### Source records ###

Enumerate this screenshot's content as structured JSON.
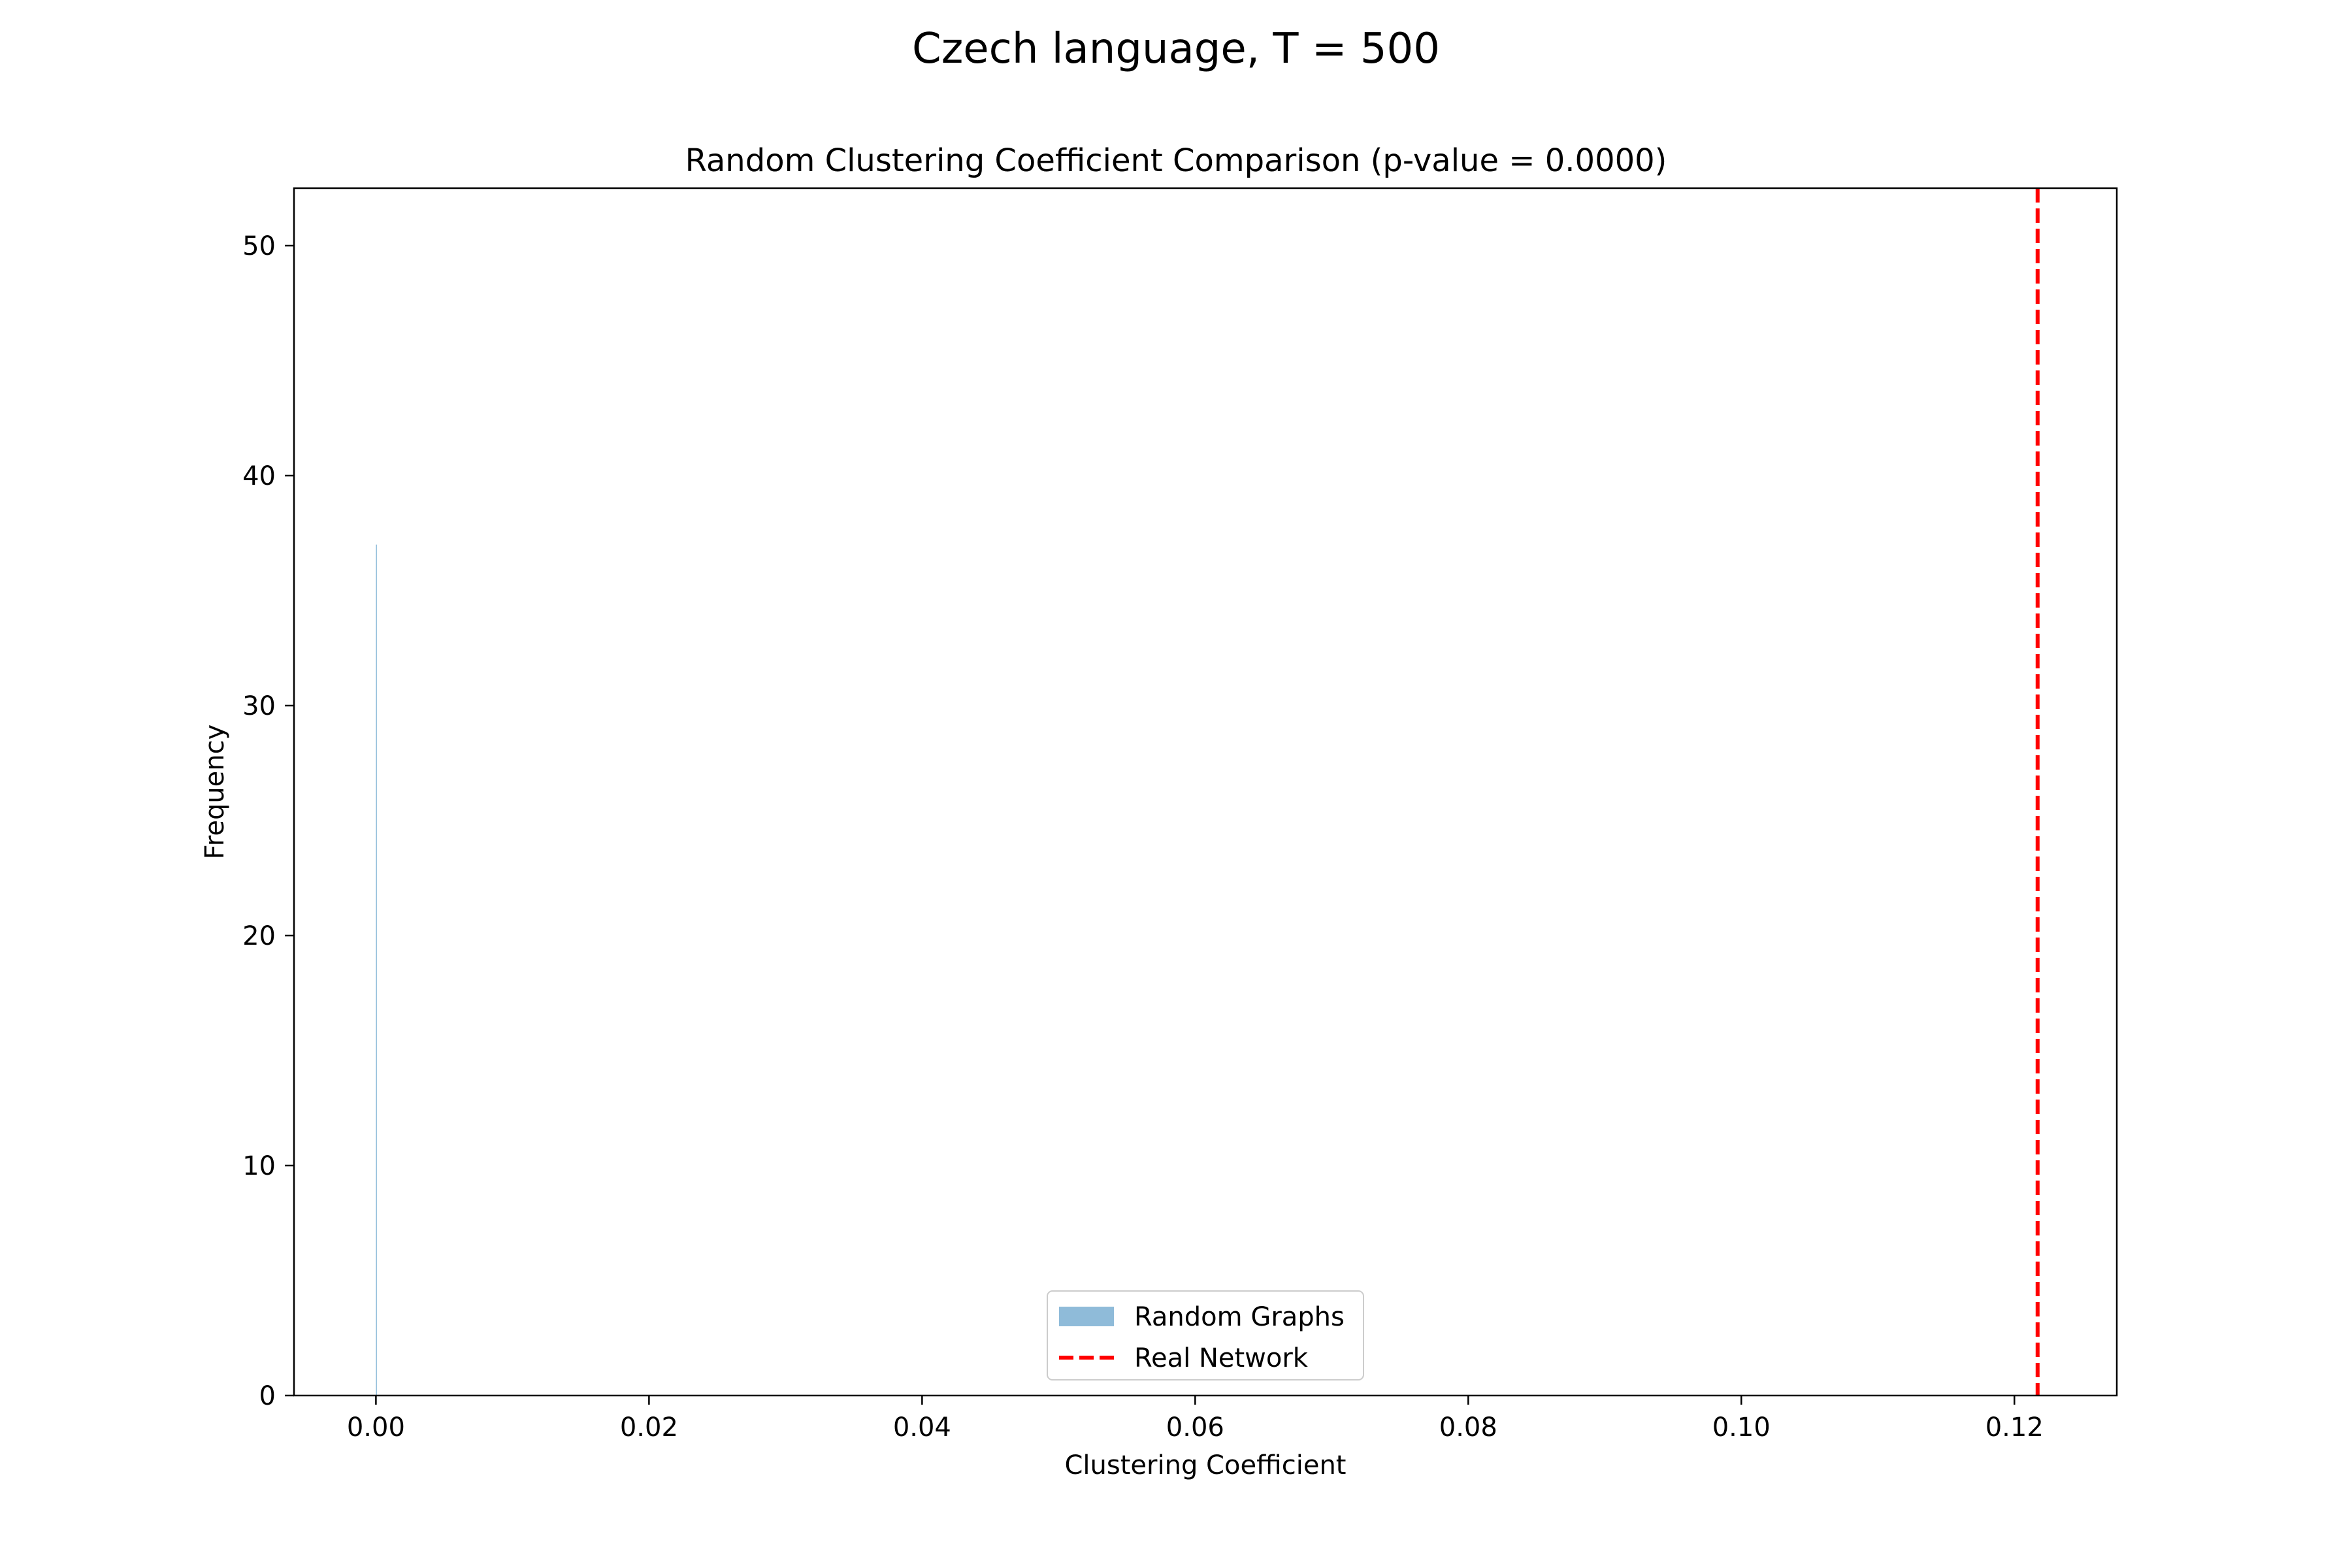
{
  "figure": {
    "suptitle": "Czech language, T = 500"
  },
  "chart_data": {
    "type": "bar",
    "title": "Random Clustering Coefficient Comparison (p-value = 0.0000)",
    "xlabel": "Clustering Coefficient",
    "ylabel": "Frequency",
    "xlim": [
      -0.006,
      0.1275
    ],
    "ylim": [
      0,
      52.5
    ],
    "xticks": [
      0.0,
      0.02,
      0.04,
      0.06,
      0.08,
      0.1,
      0.12
    ],
    "xtick_labels": [
      "0.00",
      "0.02",
      "0.04",
      "0.06",
      "0.08",
      "0.10",
      "0.12"
    ],
    "yticks": [
      0,
      10,
      20,
      30,
      40,
      50
    ],
    "ytick_labels": [
      "0",
      "10",
      "20",
      "30",
      "40",
      "50"
    ],
    "grid": false,
    "legend_position": "lower center",
    "series": [
      {
        "name": "Random Graphs",
        "kind": "histogram",
        "color": "#1f77b4",
        "alpha": 0.5,
        "bins": [
          {
            "x0": 0.0,
            "x1": 3e-05,
            "count": 37
          }
        ]
      },
      {
        "name": "Real Network",
        "kind": "vline",
        "color": "#ff0000",
        "linestyle": "dashed",
        "x": 0.1217
      }
    ]
  }
}
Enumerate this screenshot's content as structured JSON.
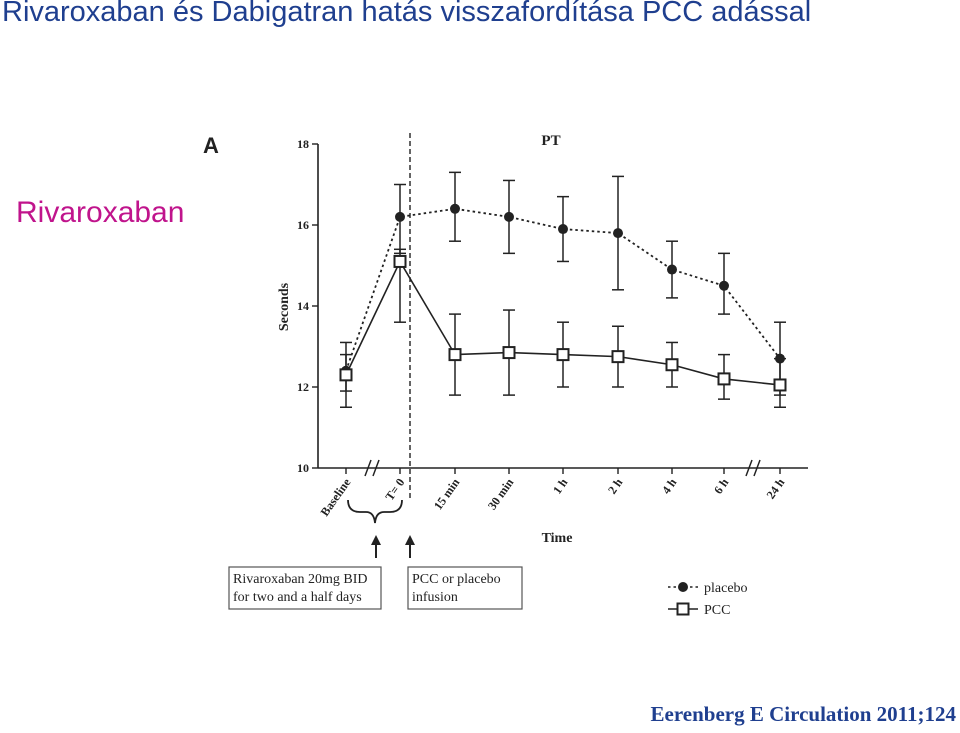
{
  "slide": {
    "title": "Rivaroxaban és Dabigatran hatás visszafordítása PCC adással",
    "side_label": "Rivaroxaban",
    "citation": "Eerenberg E Circulation 2011;124"
  },
  "annotations": {
    "box1": [
      "Rivaroxaban 20mg BID",
      "for two and a half days"
    ],
    "box2": [
      "PCC or placebo",
      "infusion"
    ]
  },
  "colors": {
    "title": "#1f3f8f",
    "side_label": "#c0148c",
    "citation": "#1f3f8f",
    "plot": "#222222"
  },
  "chart_data": {
    "type": "line",
    "panel_label": "A",
    "title": "PT",
    "xlabel": "Time",
    "ylabel": "Seconds",
    "categories": [
      "Baseline",
      "T= 0",
      "15 min",
      "30 min",
      "1 h",
      "2 h",
      "4 h",
      "6 h",
      "24 h"
    ],
    "ylim": [
      10,
      18
    ],
    "yticks": [
      10,
      12,
      14,
      16,
      18
    ],
    "grid": false,
    "legend_position": "bottom-right",
    "series": [
      {
        "name": "placebo",
        "marker": "filled-circle",
        "line": "dotted",
        "values": [
          12.4,
          16.2,
          16.4,
          16.2,
          15.9,
          15.8,
          14.9,
          14.5,
          12.7
        ],
        "err_low": [
          11.5,
          15.3,
          15.6,
          15.3,
          15.1,
          14.4,
          14.2,
          13.8,
          11.8
        ],
        "err_high": [
          13.1,
          17.0,
          17.3,
          17.1,
          16.7,
          17.2,
          15.6,
          15.3,
          13.6
        ]
      },
      {
        "name": "PCC",
        "marker": "open-square",
        "line": "solid",
        "values": [
          12.3,
          15.1,
          12.8,
          12.85,
          12.8,
          12.75,
          12.55,
          12.2,
          12.05
        ],
        "err_low": [
          11.9,
          13.6,
          11.8,
          11.8,
          12.0,
          12.0,
          12.0,
          11.7,
          11.5
        ],
        "err_high": [
          12.8,
          15.4,
          13.8,
          13.9,
          13.6,
          13.5,
          13.1,
          12.8,
          12.7
        ]
      }
    ]
  }
}
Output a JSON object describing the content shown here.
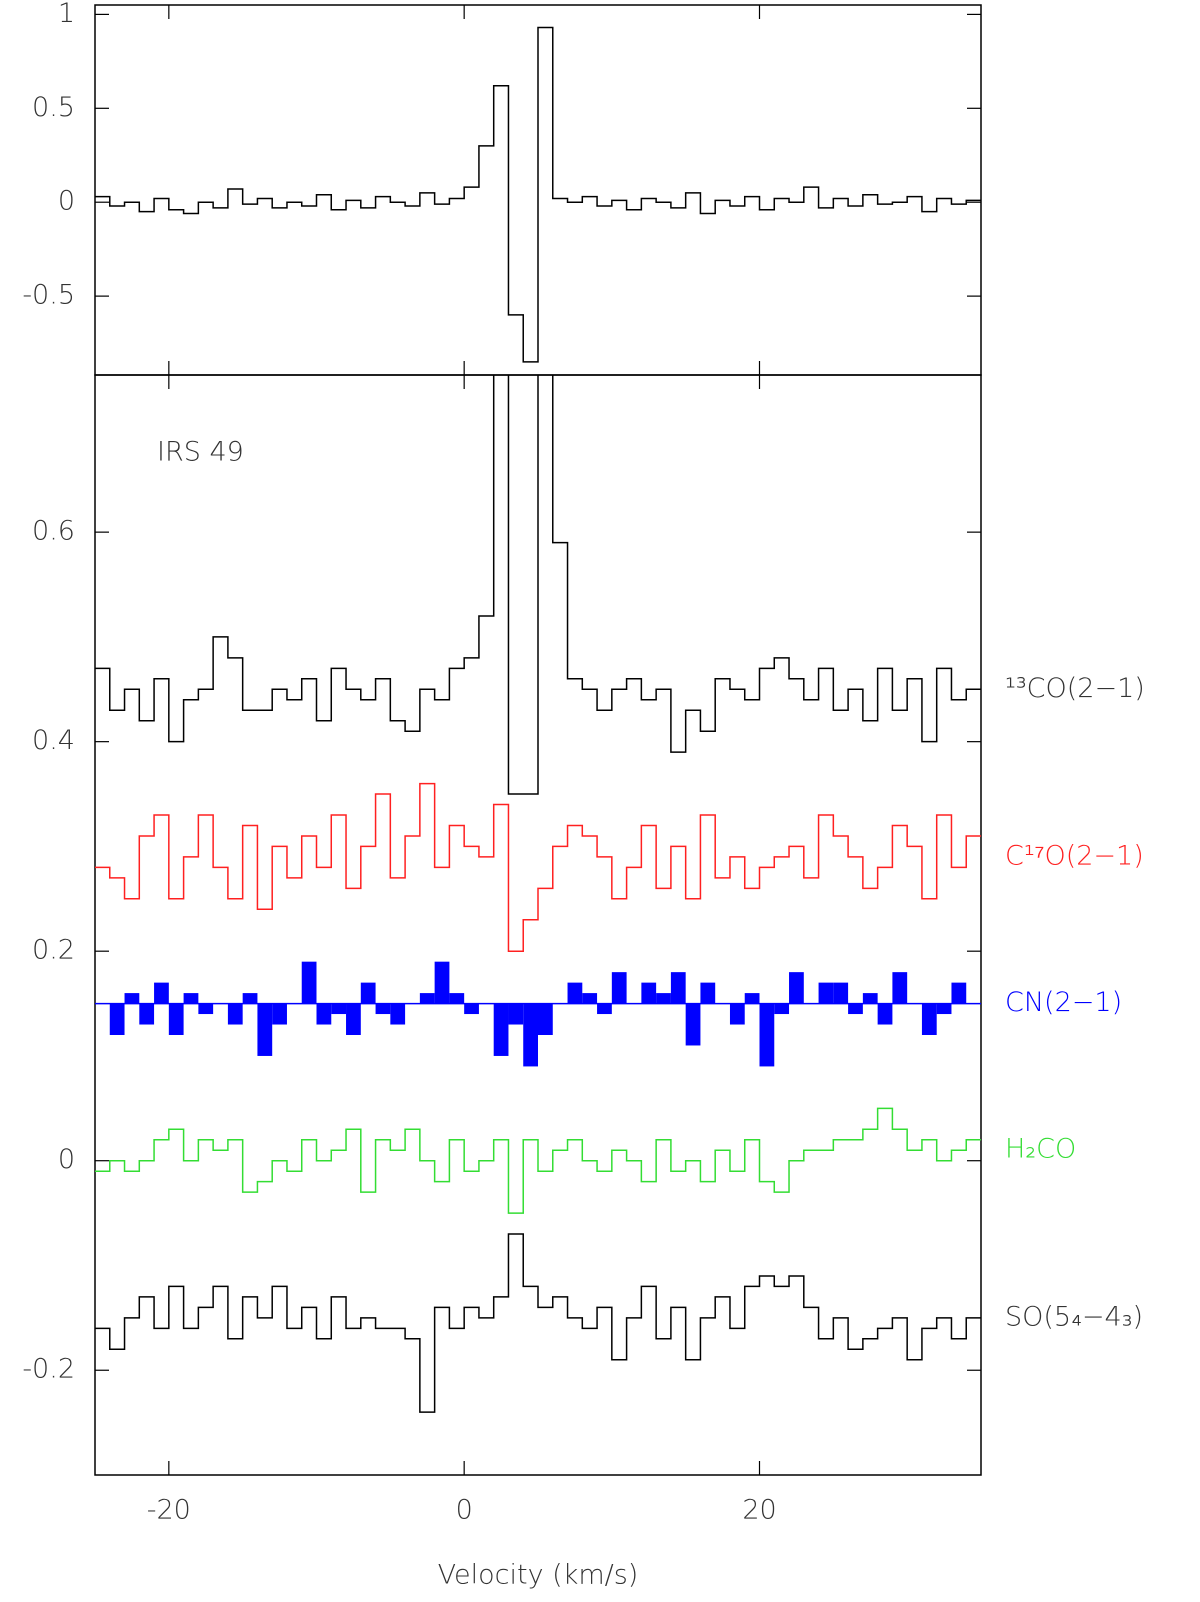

###

_What is required_. Each entry above should be reproduced exactly, with the pictures removed.

_Output for this task_.
Enumerate this screenshot's content as structured JSON.
{
  "figure": {
    "suptitle": "Czech language, T = 500"
  },
  "chart_data": {
    "type": "bar",
    "title": "Random Clustering Coefficient Comparison (p-value = 0.0000)",
    "xlabel": "Clustering Coefficient",
    "ylabel": "Frequency",
    "xlim": [
      -0.006,
      0.1275
    ],
    "ylim": [
      0,
      52.5
    ],
    "xticks": [
      0.0,
      0.02,
      0.04,
      0.06,
      0.08,
      0.1,
      0.12
    ],
    "xtick_labels": [
      "0.00",
      "0.02",
      "0.04",
      "0.06",
      "0.08",
      "0.10",
      "0.12"
    ],
    "yticks": [
      0,
      10,
      20,
      30,
      40,
      50
    ],
    "ytick_labels": [
      "0",
      "10",
      "20",
      "30",
      "40",
      "50"
    ],
    "grid": false,
    "legend_position": "lower center",
    "series": [
      {
        "name": "Random Graphs",
        "kind": "histogram",
        "color": "#1f77b4",
        "alpha": 0.5,
        "bins": [
          {
            "x0": 0.0,
            "x1": 3e-05,
            "count": 37
          }
        ]
      },
      {
        "name": "Real Network",
        "kind": "vline",
        "color": "#ff0000",
        "linestyle": "dashed",
        "x": 0.1217
      }
    ]
  }
}
Enumerate this screenshot's content as structured JSON.
{
  "slide": {
    "title": "Rivaroxaban és Dabigatran hatás visszafordítása PCC adással",
    "side_label": "Rivaroxaban",
    "citation": "Eerenberg E Circulation 2011;124"
  },
  "annotations": {
    "box1": [
      "Rivaroxaban 20mg BID",
      "for two and a half days"
    ],
    "box2": [
      "PCC or placebo",
      "infusion"
    ]
  },
  "colors": {
    "title": "#1f3f8f",
    "side_label": "#c0148c",
    "citation": "#1f3f8f",
    "plot": "#222222"
  },
  "chart_data": {
    "type": "line",
    "panel_label": "A",
    "title": "PT",
    "xlabel": "Time",
    "ylabel": "Seconds",
    "categories": [
      "Baseline",
      "T= 0",
      "15 min",
      "30 min",
      "1 h",
      "2 h",
      "4 h",
      "6 h",
      "24 h"
    ],
    "ylim": [
      10,
      18
    ],
    "yticks": [
      10,
      12,
      14,
      16,
      18
    ],
    "grid": false,
    "legend_position": "bottom-right",
    "series": [
      {
        "name": "placebo",
        "marker": "filled-circle",
        "line": "dotted",
        "values": [
          12.4,
          16.2,
          16.4,
          16.2,
          15.9,
          15.8,
          14.9,
          14.5,
          12.7
        ],
        "err_low": [
          11.5,
          15.3,
          15.6,
          15.3,
          15.1,
          14.4,
          14.2,
          13.8,
          11.8
        ],
        "err_high": [
          13.1,
          17.0,
          17.3,
          17.1,
          16.7,
          17.2,
          15.6,
          15.3,
          13.6
        ]
      },
      {
        "name": "PCC",
        "marker": "open-square",
        "line": "solid",
        "values": [
          12.3,
          15.1,
          12.8,
          12.85,
          12.8,
          12.75,
          12.55,
          12.2,
          12.05
        ],
        "err_low": [
          11.9,
          13.6,
          11.8,
          11.8,
          12.0,
          12.0,
          12.0,
          11.7,
          11.5
        ],
        "err_high": [
          12.8,
          15.4,
          13.8,
          13.9,
          13.6,
          13.5,
          13.1,
          12.8,
          12.7
        ]
      }
    ]
  }
}
Output a JSON object describing the content shown here.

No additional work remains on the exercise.